• **MATERIAL TO PROCESS**:
:::

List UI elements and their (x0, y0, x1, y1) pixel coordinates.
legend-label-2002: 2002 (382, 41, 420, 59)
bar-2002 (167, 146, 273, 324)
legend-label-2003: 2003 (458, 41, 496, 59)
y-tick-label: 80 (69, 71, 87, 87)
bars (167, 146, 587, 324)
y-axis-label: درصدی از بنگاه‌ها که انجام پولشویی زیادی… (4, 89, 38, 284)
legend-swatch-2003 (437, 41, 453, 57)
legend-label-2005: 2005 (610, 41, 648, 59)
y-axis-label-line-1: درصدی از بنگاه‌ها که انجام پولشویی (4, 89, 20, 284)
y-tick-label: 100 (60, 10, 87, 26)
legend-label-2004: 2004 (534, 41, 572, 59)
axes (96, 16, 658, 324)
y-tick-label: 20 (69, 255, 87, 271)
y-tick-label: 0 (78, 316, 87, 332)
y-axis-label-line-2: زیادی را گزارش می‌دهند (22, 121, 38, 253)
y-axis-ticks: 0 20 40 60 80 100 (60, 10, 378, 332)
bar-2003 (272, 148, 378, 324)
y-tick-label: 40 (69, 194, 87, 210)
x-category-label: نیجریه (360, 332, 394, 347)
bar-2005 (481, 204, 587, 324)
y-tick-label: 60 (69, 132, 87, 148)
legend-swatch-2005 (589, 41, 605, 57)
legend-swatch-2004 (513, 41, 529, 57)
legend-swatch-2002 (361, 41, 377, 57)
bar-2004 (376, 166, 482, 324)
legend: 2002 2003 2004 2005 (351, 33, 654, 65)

:::

• **REQUIREMENT**: Retype every line of the listing above without changing any character.

• **WRITTEN RESPONSE**:
List UI elements and their (x0, y0, x1, y1) pixel coordinates.
legend-label-2002: 2002 (382, 41, 420, 59)
bar-2002 (167, 146, 273, 324)
legend-label-2003: 2003 (458, 41, 496, 59)
y-tick-label: 80 (69, 71, 87, 87)
bars (167, 146, 587, 324)
y-axis-label: درصدی از بنگاه‌ها که انجام پولشویی زیادی… (4, 89, 38, 284)
legend-swatch-2003 (437, 41, 453, 57)
legend-label-2005: 2005 (610, 41, 648, 59)
y-axis-label-line-1: درصدی از بنگاه‌ها که انجام پولشویی (4, 89, 20, 284)
y-tick-label: 100 (60, 10, 87, 26)
legend-label-2004: 2004 (534, 41, 572, 59)
axes (96, 16, 658, 324)
y-tick-label: 20 (69, 255, 87, 271)
y-tick-label: 0 (78, 316, 87, 332)
y-axis-label-line-2: زیادی را گزارش می‌دهند (22, 121, 38, 253)
y-axis-ticks: 0 20 40 60 80 100 (60, 10, 378, 332)
bar-2003 (272, 148, 378, 324)
y-tick-label: 40 (69, 194, 87, 210)
x-category-label: نیجریه (360, 332, 394, 347)
bar-2005 (481, 204, 587, 324)
y-tick-label: 60 (69, 132, 87, 148)
legend-swatch-2005 (589, 41, 605, 57)
legend-swatch-2004 (513, 41, 529, 57)
legend-swatch-2002 (361, 41, 377, 57)
bar-2004 (376, 166, 482, 324)
legend: 2002 2003 2004 2005 (351, 33, 654, 65)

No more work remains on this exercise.